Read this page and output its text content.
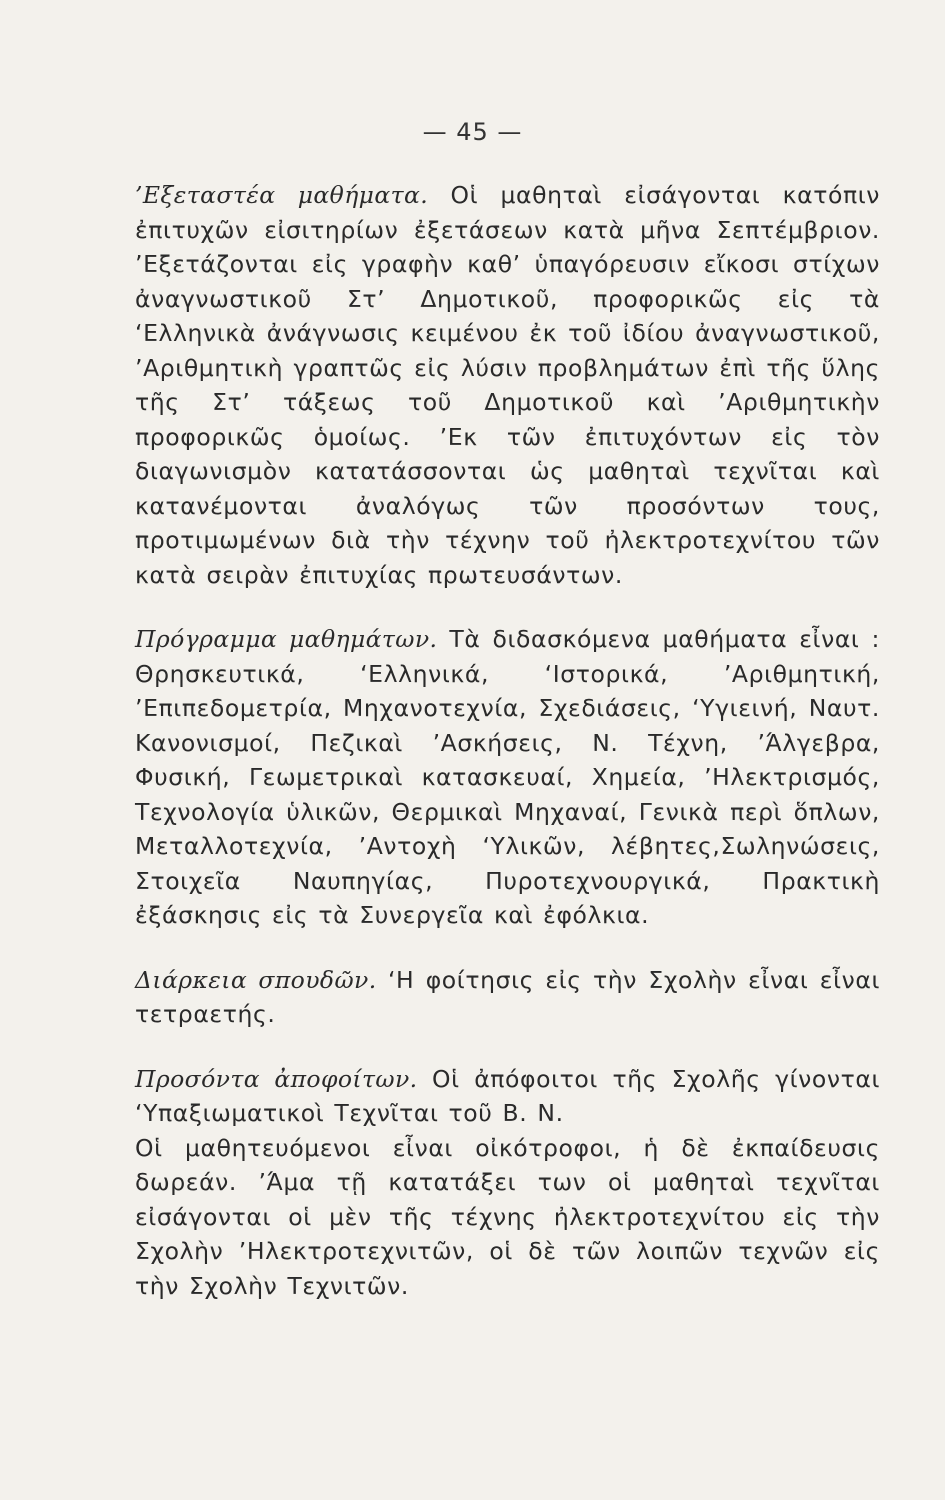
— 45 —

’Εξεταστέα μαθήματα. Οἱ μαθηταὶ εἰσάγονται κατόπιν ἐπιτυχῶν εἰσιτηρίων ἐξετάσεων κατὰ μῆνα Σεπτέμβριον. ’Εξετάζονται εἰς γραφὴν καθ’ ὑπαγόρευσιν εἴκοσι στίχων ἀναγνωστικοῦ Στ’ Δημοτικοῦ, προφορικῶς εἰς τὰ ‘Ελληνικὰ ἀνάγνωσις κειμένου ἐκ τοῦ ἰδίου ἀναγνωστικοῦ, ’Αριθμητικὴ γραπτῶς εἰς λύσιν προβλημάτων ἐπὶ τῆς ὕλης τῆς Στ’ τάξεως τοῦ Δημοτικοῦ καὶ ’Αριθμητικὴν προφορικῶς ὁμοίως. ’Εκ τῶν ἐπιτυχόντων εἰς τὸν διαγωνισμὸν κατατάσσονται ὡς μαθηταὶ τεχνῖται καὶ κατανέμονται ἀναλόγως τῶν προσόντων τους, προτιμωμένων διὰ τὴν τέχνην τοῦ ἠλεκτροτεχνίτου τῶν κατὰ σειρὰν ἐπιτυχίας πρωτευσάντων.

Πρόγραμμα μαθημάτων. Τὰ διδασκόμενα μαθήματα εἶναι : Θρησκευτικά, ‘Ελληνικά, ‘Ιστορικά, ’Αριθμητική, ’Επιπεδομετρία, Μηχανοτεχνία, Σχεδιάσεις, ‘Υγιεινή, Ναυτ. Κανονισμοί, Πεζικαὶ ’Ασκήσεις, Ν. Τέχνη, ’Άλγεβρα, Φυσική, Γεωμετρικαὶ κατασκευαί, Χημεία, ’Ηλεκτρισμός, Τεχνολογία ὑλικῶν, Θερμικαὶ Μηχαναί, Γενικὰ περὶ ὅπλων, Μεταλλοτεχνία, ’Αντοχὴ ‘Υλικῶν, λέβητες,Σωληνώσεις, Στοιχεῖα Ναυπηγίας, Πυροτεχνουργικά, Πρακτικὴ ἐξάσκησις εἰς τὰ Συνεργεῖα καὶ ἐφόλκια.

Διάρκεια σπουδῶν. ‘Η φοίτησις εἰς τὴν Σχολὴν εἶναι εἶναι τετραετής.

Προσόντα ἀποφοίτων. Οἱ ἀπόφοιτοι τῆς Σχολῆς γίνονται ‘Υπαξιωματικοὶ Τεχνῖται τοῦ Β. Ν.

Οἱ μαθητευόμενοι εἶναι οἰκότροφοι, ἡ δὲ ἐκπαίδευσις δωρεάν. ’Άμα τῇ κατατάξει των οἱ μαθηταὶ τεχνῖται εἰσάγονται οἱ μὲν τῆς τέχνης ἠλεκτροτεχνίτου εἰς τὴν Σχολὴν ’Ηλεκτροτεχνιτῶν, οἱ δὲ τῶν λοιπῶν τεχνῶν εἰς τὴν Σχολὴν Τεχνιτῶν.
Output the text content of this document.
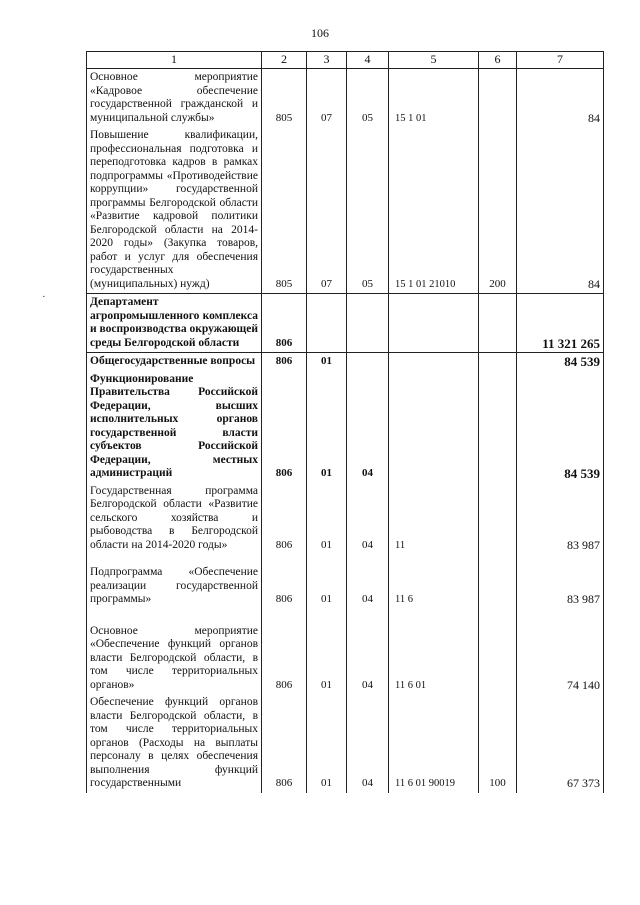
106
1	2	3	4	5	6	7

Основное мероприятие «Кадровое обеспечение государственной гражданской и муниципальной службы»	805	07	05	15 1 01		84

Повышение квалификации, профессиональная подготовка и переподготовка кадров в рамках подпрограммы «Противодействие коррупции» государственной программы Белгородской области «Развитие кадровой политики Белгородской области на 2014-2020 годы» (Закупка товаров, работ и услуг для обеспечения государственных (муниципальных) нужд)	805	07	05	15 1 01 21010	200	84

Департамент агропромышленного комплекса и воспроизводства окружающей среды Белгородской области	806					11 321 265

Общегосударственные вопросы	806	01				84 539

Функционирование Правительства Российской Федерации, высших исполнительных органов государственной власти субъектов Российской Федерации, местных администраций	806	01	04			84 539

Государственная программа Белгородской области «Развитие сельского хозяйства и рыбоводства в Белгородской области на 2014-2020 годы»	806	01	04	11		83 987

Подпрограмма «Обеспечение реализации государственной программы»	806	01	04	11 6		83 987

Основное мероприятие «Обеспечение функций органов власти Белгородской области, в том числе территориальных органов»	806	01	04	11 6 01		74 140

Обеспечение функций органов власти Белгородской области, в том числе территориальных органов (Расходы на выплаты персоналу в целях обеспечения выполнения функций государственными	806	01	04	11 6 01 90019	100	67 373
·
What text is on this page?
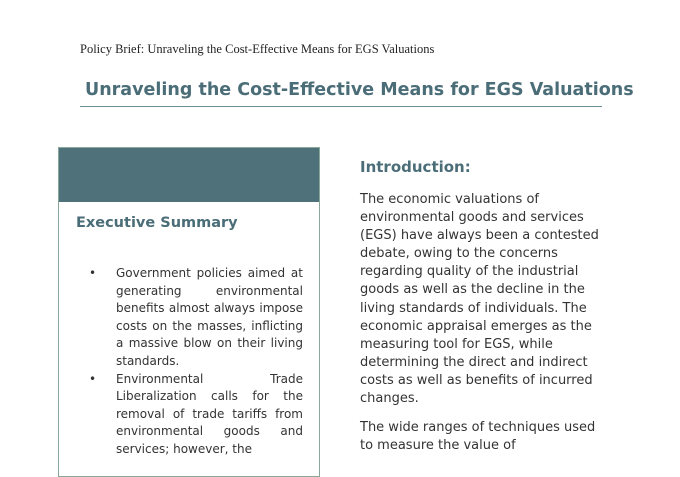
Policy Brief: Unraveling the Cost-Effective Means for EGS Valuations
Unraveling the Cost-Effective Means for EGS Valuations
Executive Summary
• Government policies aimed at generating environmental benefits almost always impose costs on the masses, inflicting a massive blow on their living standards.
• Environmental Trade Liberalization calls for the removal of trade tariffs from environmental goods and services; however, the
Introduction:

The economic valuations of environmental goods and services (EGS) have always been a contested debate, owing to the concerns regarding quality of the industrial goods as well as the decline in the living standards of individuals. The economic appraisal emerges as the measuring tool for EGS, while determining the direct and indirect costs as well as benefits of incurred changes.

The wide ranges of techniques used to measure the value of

========================================================================

• [WHAT YOU WILL DO]: Show every line from the entries above in which the word "costs" appears.

• [SOLUTION]:
• Government policies aimed at generating environmental benefits almost always impose costs on the masses, inflicting a massive blow on their living standards.
The economic valuations of environmental goods and services (EGS) have always been a contested debate, owing to the concerns regarding quality of the industrial goods as well as the decline in the living standards of individuals. The economic appraisal emerges as the measuring tool for EGS, while determining the direct and indirect costs as well as benefits of incurred changes.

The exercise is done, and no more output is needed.